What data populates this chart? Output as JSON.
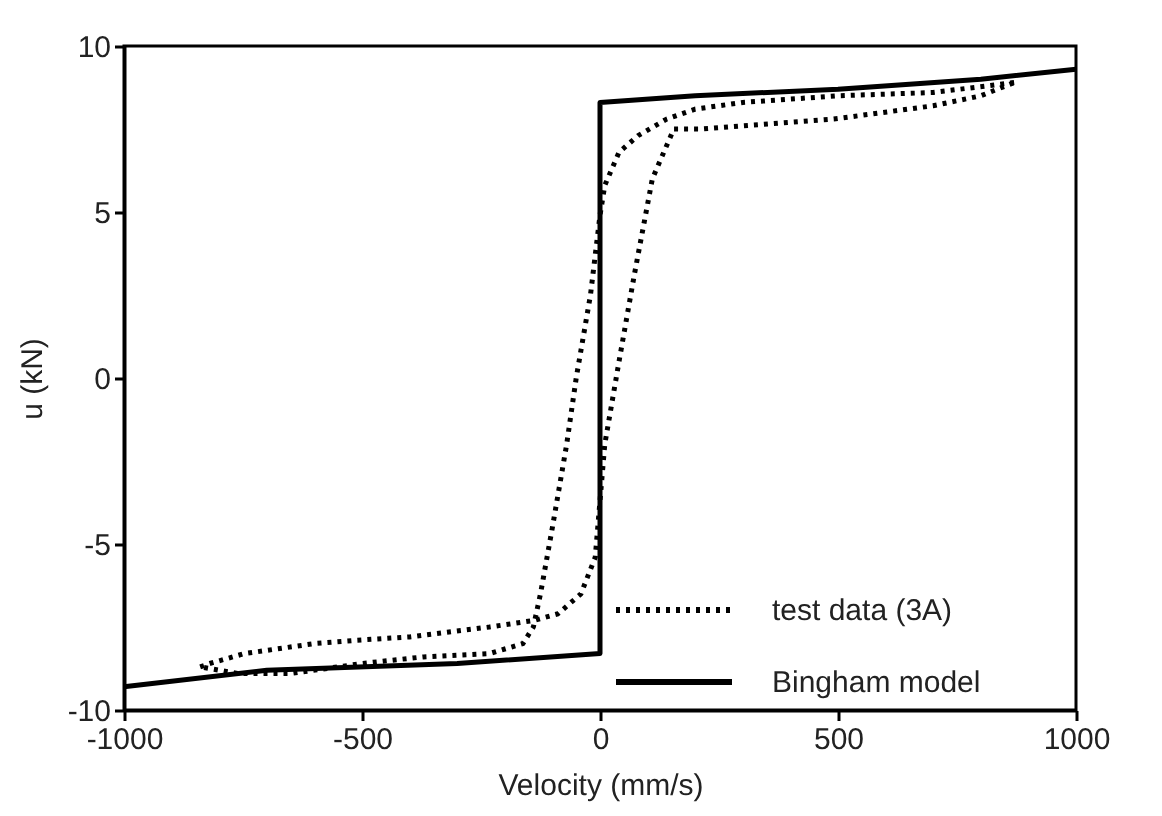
{
  "chart_data": {
    "type": "line",
    "xlabel": "Velocity (mm/s)",
    "ylabel": "u (kN)",
    "xlim": [
      -1000,
      1000
    ],
    "xticks": [
      -1000,
      -500,
      0,
      500,
      1000
    ],
    "ylim": [
      -10,
      10
    ],
    "yticks": [
      -10,
      -5,
      0,
      5,
      10
    ],
    "grid": false,
    "legend": "bottom right",
    "marker": "none",
    "series": [
      {
        "name": "test data (3A)",
        "color": "#000000",
        "line_style": "dotted",
        "x": [
          870,
          700,
          500,
          300,
          200,
          140,
          80,
          40,
          10,
          0,
          -20,
          -50,
          -70,
          -100,
          -125,
          -140,
          -162,
          -232,
          -371,
          -500,
          -649,
          -760,
          -840
        ],
        "values": [
          8.9,
          8.6,
          8.5,
          8.3,
          8.1,
          7.8,
          7.3,
          6.8,
          5.8,
          4.9,
          2.5,
          0,
          -2,
          -4.5,
          -6.5,
          -7.5,
          -8.0,
          -8.3,
          -8.4,
          -8.6,
          -8.9,
          -8.9,
          -8.7
        ]
      },
      {
        "color": "#000000",
        "line_style": "dotted",
        "x": [
          -840,
          -820,
          -747,
          -600,
          -511,
          -400,
          -232,
          -138,
          -88,
          -40,
          -10,
          10,
          40,
          72,
          110,
          155,
          213,
          491,
          700,
          800,
          870
        ],
        "values": [
          -8.7,
          -8.6,
          -8.3,
          -8.0,
          -7.9,
          -7.8,
          -7.5,
          -7.3,
          -7.1,
          -6.5,
          -5.4,
          -2,
          0.5,
          3.1,
          6,
          7.5,
          7.5,
          7.8,
          8.2,
          8.5,
          8.9
        ]
      },
      {
        "name": "Bingham model",
        "color": "#000000",
        "line_style": "solid",
        "x": [
          -1000,
          -700,
          -300,
          0,
          0,
          200,
          500,
          800,
          1000
        ],
        "values": [
          -9.3,
          -8.8,
          -8.6,
          -8.3,
          8.3,
          8.5,
          8.7,
          9.0,
          9.3
        ]
      }
    ]
  }
}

§ Set exercise:
Do not include the images; transcribe the rest of the listing exactly.

§ Exercise result:
What data populates this chart? Output as JSON.
{
  "chart_data": {
    "type": "line",
    "xlabel": "Velocity (mm/s)",
    "ylabel": "u (kN)",
    "xlim": [
      -1000,
      1000
    ],
    "xticks": [
      -1000,
      -500,
      0,
      500,
      1000
    ],
    "ylim": [
      -10,
      10
    ],
    "yticks": [
      -10,
      -5,
      0,
      5,
      10
    ],
    "grid": false,
    "legend": "bottom right",
    "marker": "none",
    "series": [
      {
        "name": "test data (3A)",
        "color": "#000000",
        "line_style": "dotted",
        "x": [
          870,
          700,
          500,
          300,
          200,
          140,
          80,
          40,
          10,
          0,
          -20,
          -50,
          -70,
          -100,
          -125,
          -140,
          -162,
          -232,
          -371,
          -500,
          -649,
          -760,
          -840
        ],
        "values": [
          8.9,
          8.6,
          8.5,
          8.3,
          8.1,
          7.8,
          7.3,
          6.8,
          5.8,
          4.9,
          2.5,
          0,
          -2,
          -4.5,
          -6.5,
          -7.5,
          -8.0,
          -8.3,
          -8.4,
          -8.6,
          -8.9,
          -8.9,
          -8.7
        ]
      },
      {
        "color": "#000000",
        "line_style": "dotted",
        "x": [
          -840,
          -820,
          -747,
          -600,
          -511,
          -400,
          -232,
          -138,
          -88,
          -40,
          -10,
          10,
          40,
          72,
          110,
          155,
          213,
          491,
          700,
          800,
          870
        ],
        "values": [
          -8.7,
          -8.6,
          -8.3,
          -8.0,
          -7.9,
          -7.8,
          -7.5,
          -7.3,
          -7.1,
          -6.5,
          -5.4,
          -2,
          0.5,
          3.1,
          6,
          7.5,
          7.5,
          7.8,
          8.2,
          8.5,
          8.9
        ]
      },
      {
        "name": "Bingham model",
        "color": "#000000",
        "line_style": "solid",
        "x": [
          -1000,
          -700,
          -300,
          0,
          0,
          200,
          500,
          800,
          1000
        ],
        "values": [
          -9.3,
          -8.8,
          -8.6,
          -8.3,
          8.3,
          8.5,
          8.7,
          9.0,
          9.3
        ]
      }
    ]
  }
}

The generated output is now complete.